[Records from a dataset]
━━━━━━━━━━━━━━━━━━━━

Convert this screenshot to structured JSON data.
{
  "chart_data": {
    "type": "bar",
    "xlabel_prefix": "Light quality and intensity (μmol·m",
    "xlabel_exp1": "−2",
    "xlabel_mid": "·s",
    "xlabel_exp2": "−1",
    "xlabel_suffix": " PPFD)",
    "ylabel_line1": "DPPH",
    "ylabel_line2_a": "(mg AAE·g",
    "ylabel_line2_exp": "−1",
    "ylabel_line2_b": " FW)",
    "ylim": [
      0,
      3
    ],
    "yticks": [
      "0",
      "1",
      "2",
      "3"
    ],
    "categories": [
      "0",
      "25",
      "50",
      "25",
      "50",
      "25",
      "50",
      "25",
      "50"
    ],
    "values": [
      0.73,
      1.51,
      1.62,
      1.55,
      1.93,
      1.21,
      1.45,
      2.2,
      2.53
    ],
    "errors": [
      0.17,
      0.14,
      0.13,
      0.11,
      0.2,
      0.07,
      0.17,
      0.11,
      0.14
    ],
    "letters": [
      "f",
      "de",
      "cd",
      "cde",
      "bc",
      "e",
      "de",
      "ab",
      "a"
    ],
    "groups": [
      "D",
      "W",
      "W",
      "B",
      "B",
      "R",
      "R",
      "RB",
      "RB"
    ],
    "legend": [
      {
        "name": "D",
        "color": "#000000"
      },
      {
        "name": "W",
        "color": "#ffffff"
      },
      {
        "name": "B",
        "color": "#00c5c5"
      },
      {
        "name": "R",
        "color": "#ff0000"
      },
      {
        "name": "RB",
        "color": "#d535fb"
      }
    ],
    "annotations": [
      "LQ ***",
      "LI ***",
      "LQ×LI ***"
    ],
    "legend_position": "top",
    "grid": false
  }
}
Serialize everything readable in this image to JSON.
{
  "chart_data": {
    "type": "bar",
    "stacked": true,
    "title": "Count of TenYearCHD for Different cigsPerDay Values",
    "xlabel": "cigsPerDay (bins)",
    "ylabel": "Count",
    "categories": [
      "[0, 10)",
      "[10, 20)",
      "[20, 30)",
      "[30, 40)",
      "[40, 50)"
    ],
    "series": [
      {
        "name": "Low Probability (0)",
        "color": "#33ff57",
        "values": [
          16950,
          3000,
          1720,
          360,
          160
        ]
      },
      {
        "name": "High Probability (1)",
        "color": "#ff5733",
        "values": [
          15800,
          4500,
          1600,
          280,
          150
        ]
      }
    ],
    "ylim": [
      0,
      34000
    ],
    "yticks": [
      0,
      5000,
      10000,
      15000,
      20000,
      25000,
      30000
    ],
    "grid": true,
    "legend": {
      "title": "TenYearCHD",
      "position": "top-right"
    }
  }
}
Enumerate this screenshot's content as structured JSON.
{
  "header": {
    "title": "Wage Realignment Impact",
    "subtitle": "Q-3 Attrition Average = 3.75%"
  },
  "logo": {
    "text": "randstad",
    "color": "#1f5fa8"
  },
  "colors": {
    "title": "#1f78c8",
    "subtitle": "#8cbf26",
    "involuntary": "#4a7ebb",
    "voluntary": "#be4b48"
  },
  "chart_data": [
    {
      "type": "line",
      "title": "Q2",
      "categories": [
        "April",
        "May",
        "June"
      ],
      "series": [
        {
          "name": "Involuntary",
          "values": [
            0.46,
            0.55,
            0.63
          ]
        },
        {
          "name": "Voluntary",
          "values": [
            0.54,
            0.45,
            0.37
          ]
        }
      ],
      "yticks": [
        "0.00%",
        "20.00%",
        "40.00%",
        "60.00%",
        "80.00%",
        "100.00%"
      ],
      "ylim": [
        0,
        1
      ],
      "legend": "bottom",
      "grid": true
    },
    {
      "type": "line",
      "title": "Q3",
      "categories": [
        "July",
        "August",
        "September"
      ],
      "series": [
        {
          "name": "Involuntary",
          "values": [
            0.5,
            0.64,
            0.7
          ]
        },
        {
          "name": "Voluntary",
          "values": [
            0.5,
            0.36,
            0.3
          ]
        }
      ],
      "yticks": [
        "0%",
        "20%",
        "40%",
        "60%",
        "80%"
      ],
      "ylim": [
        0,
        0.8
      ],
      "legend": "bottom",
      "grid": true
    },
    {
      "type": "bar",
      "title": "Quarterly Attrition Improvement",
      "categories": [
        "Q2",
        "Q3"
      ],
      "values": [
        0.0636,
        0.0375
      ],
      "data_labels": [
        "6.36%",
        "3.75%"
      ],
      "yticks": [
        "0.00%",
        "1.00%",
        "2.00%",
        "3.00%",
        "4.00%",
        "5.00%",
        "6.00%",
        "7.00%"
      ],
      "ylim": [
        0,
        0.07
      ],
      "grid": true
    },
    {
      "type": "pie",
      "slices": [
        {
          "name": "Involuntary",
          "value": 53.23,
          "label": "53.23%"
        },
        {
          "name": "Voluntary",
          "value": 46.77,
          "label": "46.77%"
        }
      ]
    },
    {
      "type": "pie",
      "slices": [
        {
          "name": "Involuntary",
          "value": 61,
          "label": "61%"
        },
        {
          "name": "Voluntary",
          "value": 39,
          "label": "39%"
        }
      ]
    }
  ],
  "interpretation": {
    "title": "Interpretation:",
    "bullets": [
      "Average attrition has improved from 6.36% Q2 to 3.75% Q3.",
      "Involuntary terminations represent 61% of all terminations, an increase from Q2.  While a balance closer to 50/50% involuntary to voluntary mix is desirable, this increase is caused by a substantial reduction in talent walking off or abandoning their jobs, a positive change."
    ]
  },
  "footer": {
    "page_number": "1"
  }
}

━━━━━━━━━━━━━━━━━━━━

Quote the whole listing above, leaving nothing out.

▶ Written response
Convert this screenshot to structured JSON data.
{
  "chart_data": {
    "type": "bar",
    "xlabel_prefix": "Light quality and intensity (μmol·m",
    "xlabel_exp1": "−2",
    "xlabel_mid": "·s",
    "xlabel_exp2": "−1",
    "xlabel_suffix": " PPFD)",
    "ylabel_line1": "DPPH",
    "ylabel_line2_a": "(mg AAE·g",
    "ylabel_line2_exp": "−1",
    "ylabel_line2_b": " FW)",
    "ylim": [
      0,
      3
    ],
    "yticks": [
      "0",
      "1",
      "2",
      "3"
    ],
    "categories": [
      "0",
      "25",
      "50",
      "25",
      "50",
      "25",
      "50",
      "25",
      "50"
    ],
    "values": [
      0.73,
      1.51,
      1.62,
      1.55,
      1.93,
      1.21,
      1.45,
      2.2,
      2.53
    ],
    "errors": [
      0.17,
      0.14,
      0.13,
      0.11,
      0.2,
      0.07,
      0.17,
      0.11,
      0.14
    ],
    "letters": [
      "f",
      "de",
      "cd",
      "cde",
      "bc",
      "e",
      "de",
      "ab",
      "a"
    ],
    "groups": [
      "D",
      "W",
      "W",
      "B",
      "B",
      "R",
      "R",
      "RB",
      "RB"
    ],
    "legend": [
      {
        "name": "D",
        "color": "#000000"
      },
      {
        "name": "W",
        "color": "#ffffff"
      },
      {
        "name": "B",
        "color": "#00c5c5"
      },
      {
        "name": "R",
        "color": "#ff0000"
      },
      {
        "name": "RB",
        "color": "#d535fb"
      }
    ],
    "annotations": [
      "LQ ***",
      "LI ***",
      "LQ×LI ***"
    ],
    "legend_position": "top",
    "grid": false
  }
}
Serialize everything readable in this image to JSON.
{
  "chart_data": {
    "type": "bar",
    "stacked": true,
    "title": "Count of TenYearCHD for Different cigsPerDay Values",
    "xlabel": "cigsPerDay (bins)",
    "ylabel": "Count",
    "categories": [
      "[0, 10)",
      "[10, 20)",
      "[20, 30)",
      "[30, 40)",
      "[40, 50)"
    ],
    "series": [
      {
        "name": "Low Probability (0)",
        "color": "#33ff57",
        "values": [
          16950,
          3000,
          1720,
          360,
          160
        ]
      },
      {
        "name": "High Probability (1)",
        "color": "#ff5733",
        "values": [
          15800,
          4500,
          1600,
          280,
          150
        ]
      }
    ],
    "ylim": [
      0,
      34000
    ],
    "yticks": [
      0,
      5000,
      10000,
      15000,
      20000,
      25000,
      30000
    ],
    "grid": true,
    "legend": {
      "title": "TenYearCHD",
      "position": "top-right"
    }
  }
}
Enumerate this screenshot's content as structured JSON.
{
  "header": {
    "title": "Wage Realignment Impact",
    "subtitle": "Q-3 Attrition Average = 3.75%"
  },
  "logo": {
    "text": "randstad",
    "color": "#1f5fa8"
  },
  "colors": {
    "title": "#1f78c8",
    "subtitle": "#8cbf26",
    "involuntary": "#4a7ebb",
    "voluntary": "#be4b48"
  },
  "chart_data": [
    {
      "type": "line",
      "title": "Q2",
      "categories": [
        "April",
        "May",
        "June"
      ],
      "series": [
        {
          "name": "Involuntary",
          "values": [
            0.46,
            0.55,
            0.63
          ]
        },
        {
          "name": "Voluntary",
          "values": [
            0.54,
            0.45,
            0.37
          ]
        }
      ],
      "yticks": [
        "0.00%",
        "20.00%",
        "40.00%",
        "60.00%",
        "80.00%",
        "100.00%"
      ],
      "ylim": [
        0,
        1
      ],
      "legend": "bottom",
      "grid": true
    },
    {
      "type": "line",
      "title": "Q3",
      "categories": [
        "July",
        "August",
        "September"
      ],
      "series": [
        {
          "name": "Involuntary",
          "values": [
            0.5,
            0.64,
            0.7
          ]
        },
        {
          "name": "Voluntary",
          "values": [
            0.5,
            0.36,
            0.3
          ]
        }
      ],
      "yticks": [
        "0%",
        "20%",
        "40%",
        "60%",
        "80%"
      ],
      "ylim": [
        0,
        0.8
      ],
      "legend": "bottom",
      "grid": true
    },
    {
      "type": "bar",
      "title": "Quarterly Attrition Improvement",
      "categories": [
        "Q2",
        "Q3"
      ],
      "values": [
        0.0636,
        0.0375
      ],
      "data_labels": [
        "6.36%",
        "3.75%"
      ],
      "yticks": [
        "0.00%",
        "1.00%",
        "2.00%",
        "3.00%",
        "4.00%",
        "5.00%",
        "6.00%",
        "7.00%"
      ],
      "ylim": [
        0,
        0.07
      ],
      "grid": true
    },
    {
      "type": "pie",
      "slices": [
        {
          "name": "Involuntary",
          "value": 53.23,
          "label": "53.23%"
        },
        {
          "name": "Voluntary",
          "value": 46.77,
          "label": "46.77%"
        }
      ]
    },
    {
      "type": "pie",
      "slices": [
        {
          "name": "Involuntary",
          "value": 61,
          "label": "61%"
        },
        {
          "name": "Voluntary",
          "value": 39,
          "label": "39%"
        }
      ]
    }
  ],
  "interpretation": {
    "title": "Interpretation:",
    "bullets": [
      "Average attrition has improved from 6.36% Q2 to 3.75% Q3.",
      "Involuntary terminations represent 61% of all terminations, an increase from Q2.  While a balance closer to 50/50% involuntary to voluntary mix is desirable, this increase is caused by a substantial reduction in talent walking off or abandoning their jobs, a positive change."
    ]
  },
  "footer": {
    "page_number": "1"
  }
}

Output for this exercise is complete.